#### [WHAT YOU WILL DO]
Reproduce the listing verbatim.

#### [SOURCE DATA]

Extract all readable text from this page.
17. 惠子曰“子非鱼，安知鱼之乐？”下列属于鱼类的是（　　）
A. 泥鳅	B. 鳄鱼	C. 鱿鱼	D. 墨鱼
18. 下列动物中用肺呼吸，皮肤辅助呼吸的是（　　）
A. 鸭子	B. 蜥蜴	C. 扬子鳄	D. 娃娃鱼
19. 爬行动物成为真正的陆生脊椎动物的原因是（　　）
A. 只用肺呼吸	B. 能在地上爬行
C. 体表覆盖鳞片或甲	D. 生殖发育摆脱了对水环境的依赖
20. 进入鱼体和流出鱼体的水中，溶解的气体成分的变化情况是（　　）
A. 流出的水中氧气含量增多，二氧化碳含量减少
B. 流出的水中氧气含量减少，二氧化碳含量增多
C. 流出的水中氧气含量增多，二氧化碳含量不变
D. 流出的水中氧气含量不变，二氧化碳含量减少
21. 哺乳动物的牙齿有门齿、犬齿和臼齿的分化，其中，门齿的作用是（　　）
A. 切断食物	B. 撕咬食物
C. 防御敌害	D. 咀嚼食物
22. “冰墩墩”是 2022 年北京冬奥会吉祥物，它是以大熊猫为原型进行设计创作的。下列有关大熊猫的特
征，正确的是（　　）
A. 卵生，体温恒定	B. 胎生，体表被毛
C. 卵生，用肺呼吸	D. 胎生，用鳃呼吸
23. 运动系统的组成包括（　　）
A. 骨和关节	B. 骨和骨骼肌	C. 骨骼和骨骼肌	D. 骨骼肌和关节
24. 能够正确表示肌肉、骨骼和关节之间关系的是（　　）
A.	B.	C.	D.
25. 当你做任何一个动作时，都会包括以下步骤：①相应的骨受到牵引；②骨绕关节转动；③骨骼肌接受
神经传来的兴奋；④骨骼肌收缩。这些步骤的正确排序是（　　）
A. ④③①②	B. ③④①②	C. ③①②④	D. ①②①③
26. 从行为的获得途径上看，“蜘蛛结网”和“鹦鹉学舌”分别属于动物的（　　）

#### [EXERCISE RESPONSE]
Extract all readable text from this page.
17. 惠子曰“子非鱼，安知鱼之乐？”下列属于鱼类的是（　　）
A. 泥鳅	B. 鳄鱼	C. 鱿鱼	D. 墨鱼
18. 下列动物中用肺呼吸，皮肤辅助呼吸的是（　　）
A. 鸭子	B. 蜥蜴	C. 扬子鳄	D. 娃娃鱼
19. 爬行动物成为真正的陆生脊椎动物的原因是（　　）
A. 只用肺呼吸	B. 能在地上爬行
C. 体表覆盖鳞片或甲	D. 生殖发育摆脱了对水环境的依赖
20. 进入鱼体和流出鱼体的水中，溶解的气体成分的变化情况是（　　）
A. 流出的水中氧气含量增多，二氧化碳含量减少
B. 流出的水中氧气含量减少，二氧化碳含量增多
C. 流出的水中氧气含量增多，二氧化碳含量不变
D. 流出的水中氧气含量不变，二氧化碳含量减少
21. 哺乳动物的牙齿有门齿、犬齿和臼齿的分化，其中，门齿的作用是（　　）
A. 切断食物	B. 撕咬食物
C. 防御敌害	D. 咀嚼食物
22. “冰墩墩”是 2022 年北京冬奥会吉祥物，它是以大熊猫为原型进行设计创作的。下列有关大熊猫的特
征，正确的是（　　）
A. 卵生，体温恒定	B. 胎生，体表被毛
C. 卵生，用肺呼吸	D. 胎生，用鳃呼吸
23. 运动系统的组成包括（　　）
A. 骨和关节	B. 骨和骨骼肌	C. 骨骼和骨骼肌	D. 骨骼肌和关节
24. 能够正确表示肌肉、骨骼和关节之间关系的是（　　）
A.	B.	C.	D.
25. 当你做任何一个动作时，都会包括以下步骤：①相应的骨受到牵引；②骨绕关节转动；③骨骼肌接受
神经传来的兴奋；④骨骼肌收缩。这些步骤的正确排序是（　　）
A. ④③①②	B. ③④①②	C. ③①②④	D. ①②①③
26. 从行为的获得途径上看，“蜘蛛结网”和“鹦鹉学舌”分别属于动物的（　　）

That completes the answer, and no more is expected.